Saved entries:
┄┄┄┄┄┄┄┄┄┄┄┄┄┄┄┄┄┄┄┄

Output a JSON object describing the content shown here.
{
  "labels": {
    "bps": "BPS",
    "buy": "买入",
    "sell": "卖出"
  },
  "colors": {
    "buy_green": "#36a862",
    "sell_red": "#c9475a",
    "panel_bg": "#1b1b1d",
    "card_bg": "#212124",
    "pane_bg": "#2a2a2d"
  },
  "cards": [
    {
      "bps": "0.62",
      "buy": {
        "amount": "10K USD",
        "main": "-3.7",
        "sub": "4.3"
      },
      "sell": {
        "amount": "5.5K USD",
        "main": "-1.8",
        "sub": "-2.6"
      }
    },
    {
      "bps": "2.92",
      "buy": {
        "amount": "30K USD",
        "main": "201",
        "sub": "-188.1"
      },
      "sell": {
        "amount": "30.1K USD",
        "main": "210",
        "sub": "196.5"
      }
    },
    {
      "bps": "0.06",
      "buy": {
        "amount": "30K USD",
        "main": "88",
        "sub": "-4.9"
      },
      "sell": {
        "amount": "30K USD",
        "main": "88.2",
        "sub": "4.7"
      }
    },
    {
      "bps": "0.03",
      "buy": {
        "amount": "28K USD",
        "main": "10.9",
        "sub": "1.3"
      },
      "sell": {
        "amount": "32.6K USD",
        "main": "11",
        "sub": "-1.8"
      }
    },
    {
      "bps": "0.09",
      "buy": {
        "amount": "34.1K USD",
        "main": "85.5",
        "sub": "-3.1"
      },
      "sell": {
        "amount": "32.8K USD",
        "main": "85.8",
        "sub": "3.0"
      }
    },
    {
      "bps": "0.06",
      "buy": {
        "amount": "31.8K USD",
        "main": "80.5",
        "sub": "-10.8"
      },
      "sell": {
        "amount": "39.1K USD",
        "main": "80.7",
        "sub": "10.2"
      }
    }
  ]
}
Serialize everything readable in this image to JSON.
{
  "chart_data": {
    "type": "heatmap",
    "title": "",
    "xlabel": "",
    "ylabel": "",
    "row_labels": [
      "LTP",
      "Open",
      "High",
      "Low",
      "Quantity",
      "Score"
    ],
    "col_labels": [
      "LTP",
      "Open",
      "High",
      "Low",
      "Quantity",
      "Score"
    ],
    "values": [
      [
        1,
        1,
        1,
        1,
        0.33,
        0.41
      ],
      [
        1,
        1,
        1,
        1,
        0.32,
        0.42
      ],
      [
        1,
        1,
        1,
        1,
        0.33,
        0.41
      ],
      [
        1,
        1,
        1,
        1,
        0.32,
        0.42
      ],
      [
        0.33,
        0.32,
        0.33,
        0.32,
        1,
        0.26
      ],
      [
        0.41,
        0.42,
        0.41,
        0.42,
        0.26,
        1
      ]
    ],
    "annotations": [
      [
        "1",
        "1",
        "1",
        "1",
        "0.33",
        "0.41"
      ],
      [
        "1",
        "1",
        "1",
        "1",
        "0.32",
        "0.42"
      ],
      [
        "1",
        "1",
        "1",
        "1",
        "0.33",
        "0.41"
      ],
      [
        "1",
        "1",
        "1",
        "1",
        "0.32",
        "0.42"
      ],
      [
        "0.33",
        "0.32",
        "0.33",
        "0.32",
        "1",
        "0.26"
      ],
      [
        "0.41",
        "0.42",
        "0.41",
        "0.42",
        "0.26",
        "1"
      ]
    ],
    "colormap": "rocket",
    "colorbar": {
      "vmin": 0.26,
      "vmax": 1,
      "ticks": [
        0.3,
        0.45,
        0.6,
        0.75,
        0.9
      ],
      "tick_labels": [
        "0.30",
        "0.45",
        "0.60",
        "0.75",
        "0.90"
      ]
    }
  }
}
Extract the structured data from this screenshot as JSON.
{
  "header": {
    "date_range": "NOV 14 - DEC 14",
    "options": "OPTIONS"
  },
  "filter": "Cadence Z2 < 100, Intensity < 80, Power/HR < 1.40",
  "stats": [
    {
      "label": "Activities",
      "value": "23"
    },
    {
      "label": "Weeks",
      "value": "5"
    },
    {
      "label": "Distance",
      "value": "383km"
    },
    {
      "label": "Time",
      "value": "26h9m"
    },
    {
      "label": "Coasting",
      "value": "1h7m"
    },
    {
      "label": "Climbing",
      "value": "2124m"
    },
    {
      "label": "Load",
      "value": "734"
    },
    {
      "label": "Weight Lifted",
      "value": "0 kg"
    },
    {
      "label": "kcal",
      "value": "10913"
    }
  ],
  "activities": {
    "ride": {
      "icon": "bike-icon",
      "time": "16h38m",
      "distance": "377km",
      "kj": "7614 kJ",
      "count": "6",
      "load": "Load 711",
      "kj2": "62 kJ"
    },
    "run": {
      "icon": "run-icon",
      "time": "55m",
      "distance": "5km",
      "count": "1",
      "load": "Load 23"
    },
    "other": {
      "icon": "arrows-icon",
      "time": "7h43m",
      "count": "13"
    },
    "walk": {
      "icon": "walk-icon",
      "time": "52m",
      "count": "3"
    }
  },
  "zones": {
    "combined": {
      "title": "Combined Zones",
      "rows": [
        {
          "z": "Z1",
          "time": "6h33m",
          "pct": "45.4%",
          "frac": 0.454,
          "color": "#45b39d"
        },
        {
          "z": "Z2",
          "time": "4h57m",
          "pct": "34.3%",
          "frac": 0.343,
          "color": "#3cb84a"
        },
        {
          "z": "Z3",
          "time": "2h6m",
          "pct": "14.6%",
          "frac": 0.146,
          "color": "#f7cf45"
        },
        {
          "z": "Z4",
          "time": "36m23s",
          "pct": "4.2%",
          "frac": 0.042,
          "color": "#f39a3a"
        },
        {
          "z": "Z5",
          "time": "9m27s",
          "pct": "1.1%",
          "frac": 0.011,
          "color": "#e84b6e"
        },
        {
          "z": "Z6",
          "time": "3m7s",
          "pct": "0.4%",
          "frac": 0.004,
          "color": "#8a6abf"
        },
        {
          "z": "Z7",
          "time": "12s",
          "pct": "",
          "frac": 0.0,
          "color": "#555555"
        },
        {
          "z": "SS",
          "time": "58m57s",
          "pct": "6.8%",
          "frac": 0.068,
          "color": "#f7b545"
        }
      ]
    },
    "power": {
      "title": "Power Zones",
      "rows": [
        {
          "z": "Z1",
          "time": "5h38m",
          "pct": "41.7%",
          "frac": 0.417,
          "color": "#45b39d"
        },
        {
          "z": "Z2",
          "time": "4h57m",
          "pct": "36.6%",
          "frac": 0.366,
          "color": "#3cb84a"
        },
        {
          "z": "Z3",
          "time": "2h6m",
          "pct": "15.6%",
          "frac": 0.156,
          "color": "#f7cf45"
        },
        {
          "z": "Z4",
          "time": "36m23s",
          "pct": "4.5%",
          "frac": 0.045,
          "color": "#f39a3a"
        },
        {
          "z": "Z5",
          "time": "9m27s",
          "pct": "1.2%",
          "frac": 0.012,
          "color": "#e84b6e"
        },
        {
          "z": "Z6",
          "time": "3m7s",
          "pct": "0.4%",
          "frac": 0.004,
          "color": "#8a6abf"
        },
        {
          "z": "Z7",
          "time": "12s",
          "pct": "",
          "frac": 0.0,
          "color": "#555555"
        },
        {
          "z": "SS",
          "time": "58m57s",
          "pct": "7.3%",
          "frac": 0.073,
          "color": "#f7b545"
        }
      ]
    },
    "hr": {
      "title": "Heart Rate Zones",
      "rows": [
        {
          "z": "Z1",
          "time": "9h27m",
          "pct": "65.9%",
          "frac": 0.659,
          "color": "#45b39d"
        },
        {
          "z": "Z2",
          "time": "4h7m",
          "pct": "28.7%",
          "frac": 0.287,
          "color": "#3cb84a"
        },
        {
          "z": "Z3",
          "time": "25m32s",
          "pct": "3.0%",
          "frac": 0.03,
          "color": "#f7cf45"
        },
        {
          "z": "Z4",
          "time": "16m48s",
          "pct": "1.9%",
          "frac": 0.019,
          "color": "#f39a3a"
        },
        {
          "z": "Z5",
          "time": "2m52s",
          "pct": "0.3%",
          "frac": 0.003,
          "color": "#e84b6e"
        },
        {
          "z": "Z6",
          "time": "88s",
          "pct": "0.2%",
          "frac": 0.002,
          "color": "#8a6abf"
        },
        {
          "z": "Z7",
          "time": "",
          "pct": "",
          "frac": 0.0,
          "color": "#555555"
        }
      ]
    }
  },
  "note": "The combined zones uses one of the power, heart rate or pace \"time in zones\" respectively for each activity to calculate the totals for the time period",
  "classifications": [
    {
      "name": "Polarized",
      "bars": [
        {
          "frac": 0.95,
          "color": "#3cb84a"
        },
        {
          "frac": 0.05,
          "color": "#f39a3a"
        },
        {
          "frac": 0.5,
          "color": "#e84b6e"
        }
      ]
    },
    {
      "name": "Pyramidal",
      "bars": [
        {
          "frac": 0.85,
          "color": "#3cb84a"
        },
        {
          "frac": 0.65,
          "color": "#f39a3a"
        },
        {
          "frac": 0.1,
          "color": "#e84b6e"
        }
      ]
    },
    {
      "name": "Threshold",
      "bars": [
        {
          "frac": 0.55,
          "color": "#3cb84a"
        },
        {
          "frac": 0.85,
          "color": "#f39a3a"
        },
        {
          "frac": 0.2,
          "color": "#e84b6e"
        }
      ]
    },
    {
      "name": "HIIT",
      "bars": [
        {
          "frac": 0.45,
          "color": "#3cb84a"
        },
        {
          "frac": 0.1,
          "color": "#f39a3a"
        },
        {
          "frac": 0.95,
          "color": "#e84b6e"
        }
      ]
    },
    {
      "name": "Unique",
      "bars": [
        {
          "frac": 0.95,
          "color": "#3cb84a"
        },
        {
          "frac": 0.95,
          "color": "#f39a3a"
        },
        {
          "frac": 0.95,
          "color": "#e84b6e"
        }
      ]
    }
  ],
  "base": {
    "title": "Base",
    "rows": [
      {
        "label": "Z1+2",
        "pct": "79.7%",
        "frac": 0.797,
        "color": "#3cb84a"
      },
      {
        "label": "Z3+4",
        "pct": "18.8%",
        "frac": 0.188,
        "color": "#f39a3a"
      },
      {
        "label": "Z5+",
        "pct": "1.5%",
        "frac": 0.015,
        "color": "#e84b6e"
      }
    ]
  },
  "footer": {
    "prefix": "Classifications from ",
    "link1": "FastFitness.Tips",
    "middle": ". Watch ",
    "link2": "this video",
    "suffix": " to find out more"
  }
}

┄┄┄┄┄┄┄┄┄┄┄┄┄┄┄┄┄┄┄┄

→ What needs to be done:
Pull out every line in the material above where "JSON" occurs.

→ Complete output:
Output a JSON object describing the content shown here.
Serialize everything readable in this image to JSON.
Extract the structured data from this screenshot as JSON.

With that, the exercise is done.